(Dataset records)
○ ○ ○ ○

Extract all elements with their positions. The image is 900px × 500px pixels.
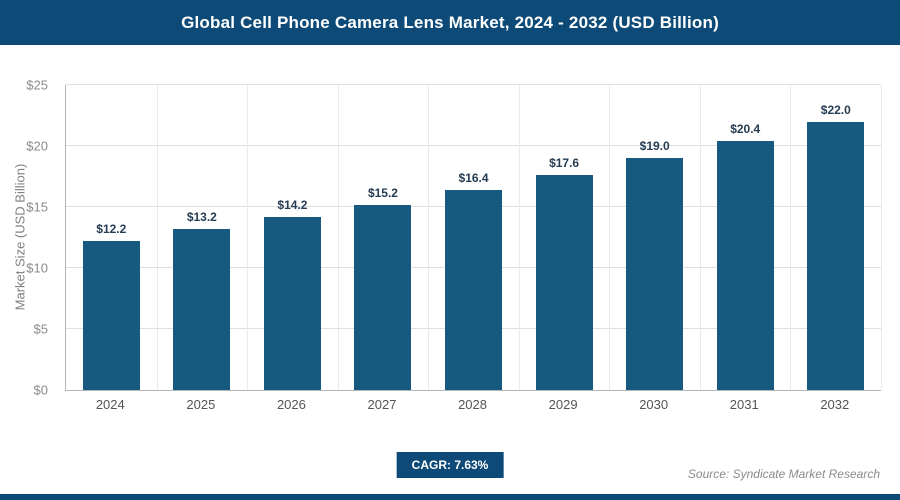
source-text: Source: Syndicate Market Research [687, 467, 880, 481]
bar-cell-2026: $14.2 [247, 85, 338, 390]
x-axis-ticks: 2024 2025 2026 2027 2028 2029 2030 2031 2032 [65, 397, 880, 412]
bar-2032 [807, 121, 865, 390]
v-gridline [518, 85, 520, 390]
x-tick-label: 2029 [548, 397, 578, 412]
y-tick-label: $0 [33, 382, 48, 398]
v-gridline [156, 85, 158, 390]
bar-2031 [716, 141, 774, 390]
v-gridline [337, 85, 339, 390]
bar-value-label: $13.2 [186, 209, 217, 224]
x-tick-label: 2032 [820, 397, 850, 412]
x-tick-label: 2028 [458, 397, 487, 412]
bar-2029 [535, 175, 593, 390]
v-gridline [247, 85, 249, 390]
bar-value-label: $14.2 [277, 197, 308, 212]
y-tick-label: $10 [26, 260, 48, 276]
h-gridline [66, 145, 881, 146]
bar-value-label: $16.4 [458, 170, 489, 185]
bar-value-label: $12.2 [96, 222, 127, 237]
bar-2027 [354, 204, 412, 390]
plot-area: $12.2 $13.2 $14.2 $15.2 $16.4 $17.6 $19.0 $20.4… [65, 84, 882, 391]
bar-2028 [445, 189, 503, 390]
bar-value-label: $17.6 [549, 156, 580, 171]
bar-2030 [626, 158, 684, 390]
x-tick-label: 2024 [95, 397, 125, 412]
bar-2025 [173, 228, 231, 390]
h-gridline [66, 84, 881, 85]
x-tick-label: 2025 [186, 397, 216, 412]
x-tick-label: 2026 [276, 397, 306, 412]
bottom-accent-strip [0, 494, 900, 500]
bar-value-label: $19.0 [639, 139, 670, 154]
bar-cell-2029: $17.6 [519, 85, 610, 390]
cagr-badge: CAGR: 7.63% [396, 452, 504, 478]
chart-title-bar: Global Cell Phone Camera Lens Market, 20… [0, 0, 900, 45]
bar-cell-2025: $13.2 [157, 85, 248, 390]
v-gridline [609, 85, 611, 390]
bar-value-label: $15.2 [367, 185, 398, 200]
bar-value-label: $20.4 [730, 122, 761, 137]
bars-layer: $12.2 $13.2 $14.2 $15.2 $16.4 $17.6 $19.0 $20.4… [66, 85, 881, 390]
y-axis-ticks: $0 $5 $10 $15 $20 $25 [0, 78, 58, 398]
bar-cell-2031: $20.4 [700, 85, 791, 390]
bar-value-label: $22.0 [820, 102, 851, 117]
chart-title: Global Cell Phone Camera Lens Market, 20… [181, 12, 719, 32]
v-gridline [790, 85, 792, 390]
v-gridline [428, 85, 430, 390]
v-gridline [699, 85, 701, 390]
x-tick-label: 2027 [367, 397, 397, 412]
x-tick-label: 2031 [729, 397, 759, 412]
bar-cell-2032: $22.0 [791, 85, 882, 390]
y-tick-label: $15 [26, 199, 48, 215]
bar-cell-2028: $16.4 [428, 85, 519, 390]
x-tick-label: 2030 [639, 397, 669, 412]
y-tick-label: $20 [26, 138, 48, 154]
bar-cell-2030: $19.0 [609, 85, 700, 390]
bar-cell-2027: $15.2 [338, 85, 429, 390]
bar-2024 [82, 241, 140, 390]
y-tick-label: $5 [33, 321, 48, 337]
y-tick-label: $25 [26, 77, 48, 93]
v-gridline [881, 85, 882, 390]
bar-cell-2024: $12.2 [66, 85, 157, 390]
bar-2026 [263, 216, 321, 390]
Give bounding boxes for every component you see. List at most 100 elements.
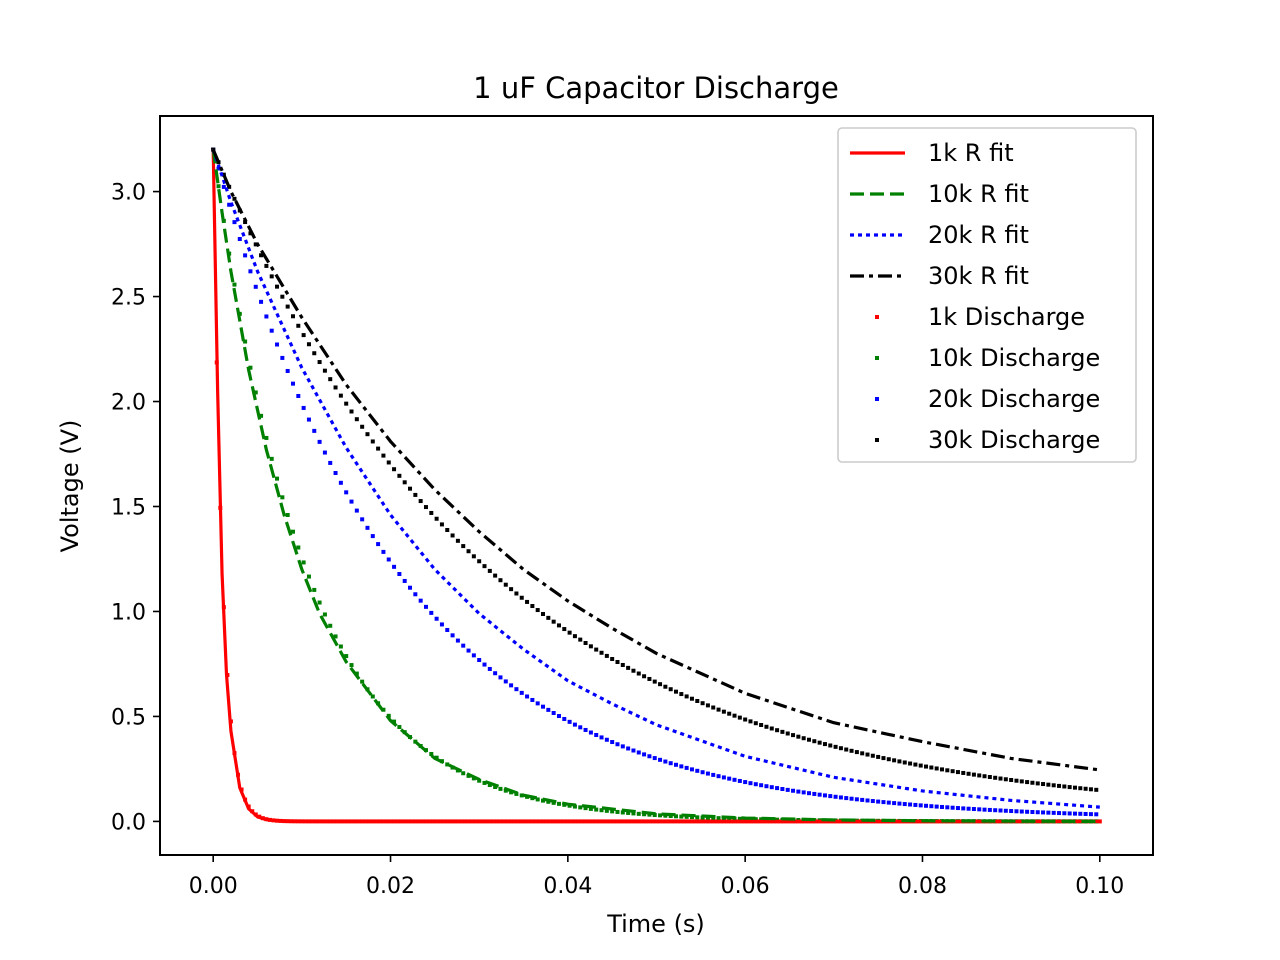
20k-discharge-point xyxy=(753,782,758,787)
legend-item-20k-r-fit: 20k R fit xyxy=(850,221,1029,249)
legend-item-10k-discharge: 10k Discharge xyxy=(875,344,1100,372)
30k-discharge-point xyxy=(360,424,365,429)
20k-discharge-point xyxy=(1083,811,1088,816)
20k-discharge-point xyxy=(594,732,599,737)
legend-label: 10k R fit xyxy=(928,180,1029,208)
30k-discharge-point xyxy=(402,480,407,485)
30k-discharge-point xyxy=(950,769,955,774)
10k-discharge-point xyxy=(413,739,418,744)
30k-discharge-point xyxy=(466,549,471,554)
30k-discharge-series xyxy=(211,147,1099,792)
10k-discharge-point xyxy=(360,679,365,684)
legend-label: 1k R fit xyxy=(928,139,1014,167)
30k-discharge-point xyxy=(588,644,593,649)
10k-discharge-point xyxy=(280,495,285,500)
20k-discharge-point xyxy=(567,719,572,724)
30k-discharge-point xyxy=(301,333,306,338)
10k-discharge-point xyxy=(445,762,450,767)
20k-discharge-point xyxy=(950,805,955,810)
10k-discharge-point xyxy=(604,808,609,813)
20k-discharge-point xyxy=(1067,811,1072,816)
30k-discharge-point xyxy=(1014,778,1019,783)
y-tick-label: 1.5 xyxy=(111,495,146,520)
20k-discharge-point xyxy=(1051,810,1056,815)
20k-discharge-point xyxy=(423,604,428,609)
10k-discharge-point xyxy=(679,814,684,819)
20k-discharge-point xyxy=(700,770,705,775)
20k-discharge-point xyxy=(732,777,737,782)
20k-discharge-point xyxy=(817,792,822,797)
20k-discharge-point xyxy=(993,808,998,813)
20k-discharge-point xyxy=(360,517,365,522)
axes: 0.00 0.02 0.04 0.06 0.08 0.10 0.0 0.5 1.0 1.5 2.0 2… xyxy=(111,181,1124,899)
30k-discharge-point xyxy=(455,538,460,543)
20k-discharge-point xyxy=(237,236,242,241)
30k-discharge-point xyxy=(631,668,636,673)
30k-discharge-point xyxy=(1035,781,1040,786)
10k-discharge-point xyxy=(259,413,264,418)
30k-discharge-point xyxy=(817,740,822,745)
30k-discharge-point xyxy=(418,499,423,504)
30k-discharge-point xyxy=(929,765,934,770)
30k-discharge-point xyxy=(503,582,508,587)
20k-discharge-point xyxy=(892,801,897,806)
10k-discharge-point xyxy=(344,654,349,659)
30k-discharge-point xyxy=(413,492,418,497)
20k-discharge-point xyxy=(264,314,269,319)
20k-discharge-point xyxy=(338,480,343,485)
20k-discharge-point xyxy=(961,806,966,811)
20k-discharge-point xyxy=(668,761,673,766)
20k-discharge-point xyxy=(780,787,785,792)
20k-discharge-point xyxy=(556,714,561,719)
30k-discharge-point xyxy=(328,377,333,382)
30k-discharge-point xyxy=(913,762,918,767)
10k-discharge-point xyxy=(519,793,524,798)
30k-discharge-point xyxy=(541,612,546,616)
30k-discharge-point xyxy=(966,771,971,776)
30k-discharge-point xyxy=(711,705,716,710)
20k-discharge-point xyxy=(759,783,764,788)
30k-discharge-point xyxy=(796,734,801,739)
10k-discharge-point xyxy=(642,812,647,817)
30k-discharge-point xyxy=(450,533,455,538)
30k-discharge-point xyxy=(1051,783,1056,788)
30k-discharge-point xyxy=(807,737,811,742)
30k-discharge-point xyxy=(275,284,280,289)
20k-discharge-point xyxy=(860,797,865,802)
30k-discharge-point xyxy=(221,172,226,177)
30k-discharge-point xyxy=(780,729,785,734)
20k-discharge-point xyxy=(913,802,918,807)
30k-discharge-point xyxy=(902,760,907,765)
30k-discharge-point xyxy=(961,770,966,775)
30k-discharge-point xyxy=(317,360,322,365)
10k-discharge-point xyxy=(461,771,466,776)
30k-discharge-point xyxy=(812,739,817,744)
20k-discharge-point xyxy=(727,776,732,781)
30k-discharge-point xyxy=(509,587,514,592)
10k-discharge-point xyxy=(216,184,221,189)
10k-discharge-point xyxy=(674,814,679,819)
10k-discharge-point xyxy=(296,545,301,550)
30k-discharge-point xyxy=(572,634,577,639)
30k-discharge-point xyxy=(716,707,721,712)
30k-discharge-point xyxy=(1030,780,1035,785)
30k-discharge-point xyxy=(397,473,402,478)
legend-label: 1k Discharge xyxy=(928,303,1085,331)
30k-discharge-point xyxy=(264,263,269,268)
10k-discharge-point xyxy=(737,816,742,821)
20k-discharge-point xyxy=(248,269,253,274)
30k-discharge-point xyxy=(1088,787,1093,792)
20k-discharge-point xyxy=(445,627,450,632)
10k-discharge-point xyxy=(636,811,641,816)
30k-discharge-point xyxy=(434,516,439,521)
20k-discharge-point xyxy=(541,704,546,709)
30k-discharge-point xyxy=(982,774,987,779)
20k-discharge-point xyxy=(955,806,960,811)
30k-discharge-point xyxy=(1083,786,1088,791)
30k-discharge-point xyxy=(1003,777,1008,782)
20k-discharge-point xyxy=(1088,812,1093,817)
30k-discharge-point xyxy=(477,559,482,564)
20k-r-fit-line xyxy=(211,149,1100,809)
20k-discharge-point xyxy=(785,787,790,792)
30k-discharge-point xyxy=(870,753,875,758)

○ ○ ○ ○

• [Prompt] Can you copy out the data above word for word, starting with the line that contains "20k-discharge-point xyxy=(753,782,758,787)" and going on through the line that contains "10k-discharge-point xyxy=(679,814,684,819)", with both of those lines included?

• [The response]
20k-discharge-point xyxy=(753,782,758,787)
legend-item-20k-r-fit: 20k R fit xyxy=(850,221,1029,249)
legend-item-10k-discharge: 10k Discharge xyxy=(875,344,1100,372)
30k-discharge-point xyxy=(360,424,365,429)
20k-discharge-point xyxy=(1083,811,1088,816)
20k-discharge-point xyxy=(594,732,599,737)
legend-label: 10k R fit xyxy=(928,180,1029,208)
30k-discharge-point xyxy=(402,480,407,485)
30k-discharge-point xyxy=(950,769,955,774)
10k-discharge-point xyxy=(413,739,418,744)
30k-discharge-point xyxy=(466,549,471,554)
30k-discharge-series xyxy=(211,147,1099,792)
10k-discharge-point xyxy=(360,679,365,684)
legend-label: 1k R fit xyxy=(928,139,1014,167)
30k-discharge-point xyxy=(588,644,593,649)
10k-discharge-point xyxy=(280,495,285,500)
20k-discharge-point xyxy=(567,719,572,724)
30k-discharge-point xyxy=(301,333,306,338)
10k-discharge-point xyxy=(445,762,450,767)
20k-discharge-point xyxy=(950,805,955,810)
10k-discharge-point xyxy=(604,808,609,813)
20k-discharge-point xyxy=(1067,811,1072,816)
30k-discharge-point xyxy=(1014,778,1019,783)
y-tick-label: 1.5 xyxy=(111,495,146,520)
20k-discharge-point xyxy=(1051,810,1056,815)
20k-discharge-point xyxy=(423,604,428,609)
10k-discharge-point xyxy=(679,814,684,819)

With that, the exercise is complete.